● **Job**: Repeat the material exactly, leaving nothing out.
— Begin Data to process —
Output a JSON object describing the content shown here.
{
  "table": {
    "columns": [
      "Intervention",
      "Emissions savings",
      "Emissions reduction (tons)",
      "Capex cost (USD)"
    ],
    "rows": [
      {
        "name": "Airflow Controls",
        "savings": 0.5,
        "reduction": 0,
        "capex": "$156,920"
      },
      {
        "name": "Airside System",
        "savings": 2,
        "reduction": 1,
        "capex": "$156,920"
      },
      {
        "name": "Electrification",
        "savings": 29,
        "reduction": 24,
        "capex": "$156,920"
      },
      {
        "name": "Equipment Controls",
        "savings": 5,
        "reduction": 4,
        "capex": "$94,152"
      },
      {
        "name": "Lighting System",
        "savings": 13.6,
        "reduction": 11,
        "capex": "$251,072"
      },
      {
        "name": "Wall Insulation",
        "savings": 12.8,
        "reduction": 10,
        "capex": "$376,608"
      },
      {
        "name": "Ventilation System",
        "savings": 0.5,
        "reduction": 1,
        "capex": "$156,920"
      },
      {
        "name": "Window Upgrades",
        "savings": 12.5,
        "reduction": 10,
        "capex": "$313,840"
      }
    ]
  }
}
— End Data to process —
● **Result for this exercise**:
Output a JSON object describing the content shown here.
{
  "table": {
    "columns": [
      "Intervention",
      "Emissions savings",
      "Emissions reduction (tons)",
      "Capex cost (USD)"
    ],
    "rows": [
      {
        "name": "Airflow Controls",
        "savings": 0.5,
        "reduction": 0,
        "capex": "$156,920"
      },
      {
        "name": "Airside System",
        "savings": 2,
        "reduction": 1,
        "capex": "$156,920"
      },
      {
        "name": "Electrification",
        "savings": 29,
        "reduction": 24,
        "capex": "$156,920"
      },
      {
        "name": "Equipment Controls",
        "savings": 5,
        "reduction": 4,
        "capex": "$94,152"
      },
      {
        "name": "Lighting System",
        "savings": 13.6,
        "reduction": 11,
        "capex": "$251,072"
      },
      {
        "name": "Wall Insulation",
        "savings": 12.8,
        "reduction": 10,
        "capex": "$376,608"
      },
      {
        "name": "Ventilation System",
        "savings": 0.5,
        "reduction": 1,
        "capex": "$156,920"
      },
      {
        "name": "Window Upgrades",
        "savings": 12.5,
        "reduction": 10,
        "capex": "$313,840"
      }
    ]
  }
}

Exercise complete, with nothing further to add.